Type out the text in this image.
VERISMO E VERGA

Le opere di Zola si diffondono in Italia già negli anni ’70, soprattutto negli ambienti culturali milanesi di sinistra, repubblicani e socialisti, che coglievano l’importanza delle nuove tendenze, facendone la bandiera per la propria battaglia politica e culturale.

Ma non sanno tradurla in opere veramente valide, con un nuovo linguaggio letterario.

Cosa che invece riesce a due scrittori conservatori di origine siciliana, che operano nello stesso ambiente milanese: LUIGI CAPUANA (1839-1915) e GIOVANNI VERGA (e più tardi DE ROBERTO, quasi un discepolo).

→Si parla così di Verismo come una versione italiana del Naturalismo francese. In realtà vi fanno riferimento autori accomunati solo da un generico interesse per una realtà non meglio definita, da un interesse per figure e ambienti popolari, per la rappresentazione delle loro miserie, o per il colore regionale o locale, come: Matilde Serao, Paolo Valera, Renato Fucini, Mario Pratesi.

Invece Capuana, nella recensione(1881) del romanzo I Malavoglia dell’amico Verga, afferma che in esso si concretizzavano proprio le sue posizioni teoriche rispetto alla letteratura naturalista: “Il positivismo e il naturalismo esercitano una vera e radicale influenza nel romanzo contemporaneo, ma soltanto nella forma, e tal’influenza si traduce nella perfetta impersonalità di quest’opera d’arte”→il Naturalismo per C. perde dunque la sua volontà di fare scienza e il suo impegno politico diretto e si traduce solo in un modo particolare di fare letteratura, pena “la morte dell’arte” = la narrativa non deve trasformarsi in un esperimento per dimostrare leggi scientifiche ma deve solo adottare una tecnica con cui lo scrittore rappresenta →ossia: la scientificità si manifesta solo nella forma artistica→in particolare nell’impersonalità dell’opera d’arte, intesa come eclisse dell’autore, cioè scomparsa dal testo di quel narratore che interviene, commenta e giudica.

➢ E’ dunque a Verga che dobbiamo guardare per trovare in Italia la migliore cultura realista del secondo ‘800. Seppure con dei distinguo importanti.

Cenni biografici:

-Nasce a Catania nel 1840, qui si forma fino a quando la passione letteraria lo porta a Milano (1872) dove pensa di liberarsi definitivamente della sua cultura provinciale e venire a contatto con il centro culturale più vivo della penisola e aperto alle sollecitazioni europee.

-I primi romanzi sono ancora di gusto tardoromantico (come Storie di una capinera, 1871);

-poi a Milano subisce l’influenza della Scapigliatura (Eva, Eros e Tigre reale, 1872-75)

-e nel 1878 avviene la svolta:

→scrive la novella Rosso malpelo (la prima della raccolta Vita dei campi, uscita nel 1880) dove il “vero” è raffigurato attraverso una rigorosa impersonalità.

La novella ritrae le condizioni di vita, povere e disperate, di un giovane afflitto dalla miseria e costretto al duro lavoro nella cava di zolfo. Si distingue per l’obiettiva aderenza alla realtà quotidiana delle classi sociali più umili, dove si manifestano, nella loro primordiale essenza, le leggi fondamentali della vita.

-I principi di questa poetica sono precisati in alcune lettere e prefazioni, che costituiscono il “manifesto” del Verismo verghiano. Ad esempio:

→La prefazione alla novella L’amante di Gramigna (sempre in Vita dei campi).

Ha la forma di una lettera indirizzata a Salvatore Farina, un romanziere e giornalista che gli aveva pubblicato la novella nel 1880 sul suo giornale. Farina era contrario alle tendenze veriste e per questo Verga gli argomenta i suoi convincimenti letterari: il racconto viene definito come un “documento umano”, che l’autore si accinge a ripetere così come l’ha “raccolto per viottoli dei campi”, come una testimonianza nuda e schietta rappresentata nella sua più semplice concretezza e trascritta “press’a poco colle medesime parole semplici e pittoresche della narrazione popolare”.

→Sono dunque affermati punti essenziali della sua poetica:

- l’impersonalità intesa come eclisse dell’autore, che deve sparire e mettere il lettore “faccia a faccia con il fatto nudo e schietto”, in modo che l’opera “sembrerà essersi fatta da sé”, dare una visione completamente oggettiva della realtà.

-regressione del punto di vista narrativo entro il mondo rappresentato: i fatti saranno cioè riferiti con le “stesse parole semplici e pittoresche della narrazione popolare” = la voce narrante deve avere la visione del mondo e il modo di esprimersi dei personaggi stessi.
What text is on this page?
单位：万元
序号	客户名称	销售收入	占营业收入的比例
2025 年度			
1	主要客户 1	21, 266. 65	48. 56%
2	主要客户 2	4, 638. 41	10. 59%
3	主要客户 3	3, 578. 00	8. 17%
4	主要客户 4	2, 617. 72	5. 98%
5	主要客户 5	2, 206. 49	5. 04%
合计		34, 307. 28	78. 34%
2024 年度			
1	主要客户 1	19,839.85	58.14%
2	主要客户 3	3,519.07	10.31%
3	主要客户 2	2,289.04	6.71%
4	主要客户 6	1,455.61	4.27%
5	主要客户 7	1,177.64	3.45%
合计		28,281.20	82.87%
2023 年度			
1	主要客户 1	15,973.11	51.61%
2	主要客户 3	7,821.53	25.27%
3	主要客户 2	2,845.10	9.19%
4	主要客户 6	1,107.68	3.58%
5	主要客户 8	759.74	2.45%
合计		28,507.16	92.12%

-.-.-

• _STATED EXERCISE_:
Each line of the material must be restated exactly.

• _TASK OUTPUT_:
Type out the text in this image.
VERISMO E VERGA

Le opere di Zola si diffondono in Italia già negli anni ’70, soprattutto negli ambienti culturali milanesi di sinistra, repubblicani e socialisti, che coglievano l’importanza delle nuove tendenze, facendone la bandiera per la propria battaglia politica e culturale.

Ma non sanno tradurla in opere veramente valide, con un nuovo linguaggio letterario.

Cosa che invece riesce a due scrittori conservatori di origine siciliana, che operano nello stesso ambiente milanese: LUIGI CAPUANA (1839-1915) e GIOVANNI VERGA (e più tardi DE ROBERTO, quasi un discepolo).

→Si parla così di Verismo come una versione italiana del Naturalismo francese. In realtà vi fanno riferimento autori accomunati solo da un generico interesse per una realtà non meglio definita, da un interesse per figure e ambienti popolari, per la rappresentazione delle loro miserie, o per il colore regionale o locale, come: Matilde Serao, Paolo Valera, Renato Fucini, Mario Pratesi.

Invece Capuana, nella recensione(1881) del romanzo I Malavoglia dell’amico Verga, afferma che in esso si concretizzavano proprio le sue posizioni teoriche rispetto alla letteratura naturalista: “Il positivismo e il naturalismo esercitano una vera e radicale influenza nel romanzo contemporaneo, ma soltanto nella forma, e tal’influenza si traduce nella perfetta impersonalità di quest’opera d’arte”→il Naturalismo per C. perde dunque la sua volontà di fare scienza e il suo impegno politico diretto e si traduce solo in un modo particolare di fare letteratura, pena “la morte dell’arte” = la narrativa non deve trasformarsi in un esperimento per dimostrare leggi scientifiche ma deve solo adottare una tecnica con cui lo scrittore rappresenta →ossia: la scientificità si manifesta solo nella forma artistica→in particolare nell’impersonalità dell’opera d’arte, intesa come eclisse dell’autore, cioè scomparsa dal testo di quel narratore che interviene, commenta e giudica.

➢ E’ dunque a Verga che dobbiamo guardare per trovare in Italia la migliore cultura realista del secondo ‘800. Seppure con dei distinguo importanti.

Cenni biografici:

-Nasce a Catania nel 1840, qui si forma fino a quando la passione letteraria lo porta a Milano (1872) dove pensa di liberarsi definitivamente della sua cultura provinciale e venire a contatto con il centro culturale più vivo della penisola e aperto alle sollecitazioni europee.

-I primi romanzi sono ancora di gusto tardoromantico (come Storie di una capinera, 1871);

-poi a Milano subisce l’influenza della Scapigliatura (Eva, Eros e Tigre reale, 1872-75)

-e nel 1878 avviene la svolta:

→scrive la novella Rosso malpelo (la prima della raccolta Vita dei campi, uscita nel 1880) dove il “vero” è raffigurato attraverso una rigorosa impersonalità.

La novella ritrae le condizioni di vita, povere e disperate, di un giovane afflitto dalla miseria e costretto al duro lavoro nella cava di zolfo. Si distingue per l’obiettiva aderenza alla realtà quotidiana delle classi sociali più umili, dove si manifestano, nella loro primordiale essenza, le leggi fondamentali della vita.

-I principi di questa poetica sono precisati in alcune lettere e prefazioni, che costituiscono il “manifesto” del Verismo verghiano. Ad esempio:

→La prefazione alla novella L’amante di Gramigna (sempre in Vita dei campi).

Ha la forma di una lettera indirizzata a Salvatore Farina, un romanziere e giornalista che gli aveva pubblicato la novella nel 1880 sul suo giornale. Farina era contrario alle tendenze veriste e per questo Verga gli argomenta i suoi convincimenti letterari: il racconto viene definito come un “documento umano”, che l’autore si accinge a ripetere così come l’ha “raccolto per viottoli dei campi”, come una testimonianza nuda e schietta rappresentata nella sua più semplice concretezza e trascritta “press’a poco colle medesime parole semplici e pittoresche della narrazione popolare”.

→Sono dunque affermati punti essenziali della sua poetica:

- l’impersonalità intesa come eclisse dell’autore, che deve sparire e mettere il lettore “faccia a faccia con il fatto nudo e schietto”, in modo che l’opera “sembrerà essersi fatta da sé”, dare una visione completamente oggettiva della realtà.

-regressione del punto di vista narrativo entro il mondo rappresentato: i fatti saranno cioè riferiti con le “stesse parole semplici e pittoresche della narrazione popolare” = la voce narrante deve avere la visione del mondo e il modo di esprimersi dei personaggi stessi.
What text is on this page?
单位：万元
序号	客户名称	销售收入	占营业收入的比例
2025 年度			
1	主要客户 1	21, 266. 65	48. 56%
2	主要客户 2	4, 638. 41	10. 59%
3	主要客户 3	3, 578. 00	8. 17%
4	主要客户 4	2, 617. 72	5. 98%
5	主要客户 5	2, 206. 49	5. 04%
合计		34, 307. 28	78. 34%
2024 年度			
1	主要客户 1	19,839.85	58.14%
2	主要客户 3	3,519.07	10.31%
3	主要客户 2	2,289.04	6.71%
4	主要客户 6	1,455.61	4.27%
5	主要客户 7	1,177.64	3.45%
合计		28,281.20	82.87%
2023 年度			
1	主要客户 1	15,973.11	51.61%
2	主要客户 3	7,821.53	25.27%
3	主要客户 2	2,845.10	9.19%
4	主要客户 6	1,107.68	3.58%
5	主要客户 8	759.74	2.45%
合计		28,507.16	92.12%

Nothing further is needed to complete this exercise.